Figure collection entries:
<<<<
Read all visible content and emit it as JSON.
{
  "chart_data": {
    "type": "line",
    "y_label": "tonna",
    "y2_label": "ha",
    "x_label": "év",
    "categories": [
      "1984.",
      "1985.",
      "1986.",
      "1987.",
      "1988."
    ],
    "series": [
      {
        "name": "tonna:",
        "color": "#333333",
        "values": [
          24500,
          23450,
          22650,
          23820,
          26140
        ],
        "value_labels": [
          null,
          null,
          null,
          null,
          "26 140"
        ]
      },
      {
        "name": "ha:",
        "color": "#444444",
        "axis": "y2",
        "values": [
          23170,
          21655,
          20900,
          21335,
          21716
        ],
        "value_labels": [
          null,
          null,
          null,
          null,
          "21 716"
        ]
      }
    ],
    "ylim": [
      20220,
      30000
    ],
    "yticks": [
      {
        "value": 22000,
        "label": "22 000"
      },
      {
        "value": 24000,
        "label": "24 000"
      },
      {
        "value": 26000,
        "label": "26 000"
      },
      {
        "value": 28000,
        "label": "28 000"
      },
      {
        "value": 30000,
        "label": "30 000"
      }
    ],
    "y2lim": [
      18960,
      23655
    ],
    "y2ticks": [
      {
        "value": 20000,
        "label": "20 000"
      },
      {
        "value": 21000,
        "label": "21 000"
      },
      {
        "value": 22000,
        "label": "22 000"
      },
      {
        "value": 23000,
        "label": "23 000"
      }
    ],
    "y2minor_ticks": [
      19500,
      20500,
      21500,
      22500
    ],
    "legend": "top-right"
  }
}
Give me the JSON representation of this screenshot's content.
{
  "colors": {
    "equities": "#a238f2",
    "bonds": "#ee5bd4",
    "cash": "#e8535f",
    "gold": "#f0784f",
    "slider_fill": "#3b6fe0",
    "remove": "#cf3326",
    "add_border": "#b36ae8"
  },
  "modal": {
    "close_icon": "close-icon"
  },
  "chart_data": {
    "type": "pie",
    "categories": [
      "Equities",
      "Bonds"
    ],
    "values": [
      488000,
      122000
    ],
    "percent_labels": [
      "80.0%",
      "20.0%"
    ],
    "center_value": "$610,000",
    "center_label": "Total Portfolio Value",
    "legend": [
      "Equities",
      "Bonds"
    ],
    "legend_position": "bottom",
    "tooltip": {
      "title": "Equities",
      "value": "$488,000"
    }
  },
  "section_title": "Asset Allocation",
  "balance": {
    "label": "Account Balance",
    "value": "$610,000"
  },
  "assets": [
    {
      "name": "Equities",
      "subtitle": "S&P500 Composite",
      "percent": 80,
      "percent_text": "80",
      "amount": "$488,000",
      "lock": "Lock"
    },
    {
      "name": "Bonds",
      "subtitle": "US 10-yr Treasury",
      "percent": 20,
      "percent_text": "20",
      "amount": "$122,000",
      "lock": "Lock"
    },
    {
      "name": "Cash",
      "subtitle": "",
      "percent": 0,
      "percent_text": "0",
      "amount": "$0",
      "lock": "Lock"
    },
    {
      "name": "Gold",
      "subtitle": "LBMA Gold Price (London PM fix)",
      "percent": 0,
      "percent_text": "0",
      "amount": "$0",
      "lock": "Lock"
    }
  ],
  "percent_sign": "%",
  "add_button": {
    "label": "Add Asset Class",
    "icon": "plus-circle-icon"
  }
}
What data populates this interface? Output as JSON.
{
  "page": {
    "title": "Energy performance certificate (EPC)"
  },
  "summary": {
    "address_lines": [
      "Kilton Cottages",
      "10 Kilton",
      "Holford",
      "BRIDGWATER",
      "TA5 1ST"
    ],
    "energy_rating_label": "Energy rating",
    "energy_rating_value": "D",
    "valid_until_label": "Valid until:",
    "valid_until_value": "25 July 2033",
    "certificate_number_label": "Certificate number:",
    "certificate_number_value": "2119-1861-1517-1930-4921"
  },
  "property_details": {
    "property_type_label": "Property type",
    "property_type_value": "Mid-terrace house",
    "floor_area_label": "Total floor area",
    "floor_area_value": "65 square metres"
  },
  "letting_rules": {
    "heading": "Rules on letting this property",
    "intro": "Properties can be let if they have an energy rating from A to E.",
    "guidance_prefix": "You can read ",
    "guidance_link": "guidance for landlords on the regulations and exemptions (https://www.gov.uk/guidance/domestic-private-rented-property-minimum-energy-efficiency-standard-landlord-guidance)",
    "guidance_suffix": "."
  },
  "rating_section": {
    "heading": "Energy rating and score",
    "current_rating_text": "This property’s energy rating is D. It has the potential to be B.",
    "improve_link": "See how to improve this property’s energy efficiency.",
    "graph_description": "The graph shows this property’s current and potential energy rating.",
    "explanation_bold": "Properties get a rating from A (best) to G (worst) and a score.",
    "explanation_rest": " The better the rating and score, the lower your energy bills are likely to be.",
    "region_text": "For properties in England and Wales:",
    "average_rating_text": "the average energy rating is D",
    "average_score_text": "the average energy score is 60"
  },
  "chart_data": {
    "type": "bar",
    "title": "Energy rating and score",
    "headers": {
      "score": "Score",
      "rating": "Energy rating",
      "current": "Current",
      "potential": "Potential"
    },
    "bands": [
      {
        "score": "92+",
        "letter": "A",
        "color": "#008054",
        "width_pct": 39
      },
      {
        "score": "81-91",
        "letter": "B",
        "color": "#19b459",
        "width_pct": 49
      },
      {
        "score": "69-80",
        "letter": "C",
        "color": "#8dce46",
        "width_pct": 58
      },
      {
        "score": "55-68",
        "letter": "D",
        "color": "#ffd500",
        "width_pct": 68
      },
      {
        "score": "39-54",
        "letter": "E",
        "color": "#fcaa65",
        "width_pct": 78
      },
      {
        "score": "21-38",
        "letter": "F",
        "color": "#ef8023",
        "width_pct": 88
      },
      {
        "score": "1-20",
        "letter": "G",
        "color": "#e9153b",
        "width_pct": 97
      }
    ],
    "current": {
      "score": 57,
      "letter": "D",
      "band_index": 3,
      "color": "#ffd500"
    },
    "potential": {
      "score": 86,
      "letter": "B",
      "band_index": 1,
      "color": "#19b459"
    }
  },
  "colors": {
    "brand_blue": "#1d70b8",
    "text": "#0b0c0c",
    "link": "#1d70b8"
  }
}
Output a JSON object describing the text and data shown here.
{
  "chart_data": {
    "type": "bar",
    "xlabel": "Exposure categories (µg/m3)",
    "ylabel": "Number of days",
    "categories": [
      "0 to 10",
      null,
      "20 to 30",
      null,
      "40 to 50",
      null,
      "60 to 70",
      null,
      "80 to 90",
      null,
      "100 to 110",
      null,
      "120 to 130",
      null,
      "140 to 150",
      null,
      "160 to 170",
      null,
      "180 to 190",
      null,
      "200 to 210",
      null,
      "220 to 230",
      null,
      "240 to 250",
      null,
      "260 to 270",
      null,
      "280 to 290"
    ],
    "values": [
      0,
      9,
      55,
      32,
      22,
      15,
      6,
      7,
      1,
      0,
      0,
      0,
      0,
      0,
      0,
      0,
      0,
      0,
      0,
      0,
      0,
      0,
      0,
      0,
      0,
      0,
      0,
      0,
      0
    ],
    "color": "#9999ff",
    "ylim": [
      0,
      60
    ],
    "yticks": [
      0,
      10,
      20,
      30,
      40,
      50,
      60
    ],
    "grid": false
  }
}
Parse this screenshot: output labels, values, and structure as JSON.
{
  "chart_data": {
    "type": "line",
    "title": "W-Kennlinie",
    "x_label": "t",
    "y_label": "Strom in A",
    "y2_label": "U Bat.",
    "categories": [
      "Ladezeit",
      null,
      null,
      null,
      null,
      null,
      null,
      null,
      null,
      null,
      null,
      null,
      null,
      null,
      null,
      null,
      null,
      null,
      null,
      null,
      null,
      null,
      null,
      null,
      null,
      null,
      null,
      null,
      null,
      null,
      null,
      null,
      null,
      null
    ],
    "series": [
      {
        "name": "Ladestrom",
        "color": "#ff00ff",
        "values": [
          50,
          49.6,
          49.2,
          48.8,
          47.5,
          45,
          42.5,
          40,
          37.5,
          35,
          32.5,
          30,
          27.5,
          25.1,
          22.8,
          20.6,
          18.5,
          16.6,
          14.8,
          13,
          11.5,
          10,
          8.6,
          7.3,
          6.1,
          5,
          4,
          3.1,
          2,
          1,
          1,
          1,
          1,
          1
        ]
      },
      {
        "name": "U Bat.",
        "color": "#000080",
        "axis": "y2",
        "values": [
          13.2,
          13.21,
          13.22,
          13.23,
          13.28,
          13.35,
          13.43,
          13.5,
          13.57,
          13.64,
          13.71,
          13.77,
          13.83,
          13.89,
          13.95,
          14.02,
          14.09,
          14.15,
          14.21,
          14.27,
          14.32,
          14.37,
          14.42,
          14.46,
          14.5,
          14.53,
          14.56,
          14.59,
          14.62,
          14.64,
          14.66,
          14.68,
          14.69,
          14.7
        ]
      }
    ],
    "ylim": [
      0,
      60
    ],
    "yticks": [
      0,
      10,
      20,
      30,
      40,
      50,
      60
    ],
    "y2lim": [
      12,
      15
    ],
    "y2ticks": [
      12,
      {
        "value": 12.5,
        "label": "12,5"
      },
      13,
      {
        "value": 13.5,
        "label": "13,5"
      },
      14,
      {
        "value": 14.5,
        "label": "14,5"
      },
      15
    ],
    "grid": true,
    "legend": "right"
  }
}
>>>>
### INSTRUCTION
Every line in the data that holds "content" should be copied out.

### TASK RESPONSE
Read all visible content and emit it as JSON.
Give me the JSON representation of this screenshot's content.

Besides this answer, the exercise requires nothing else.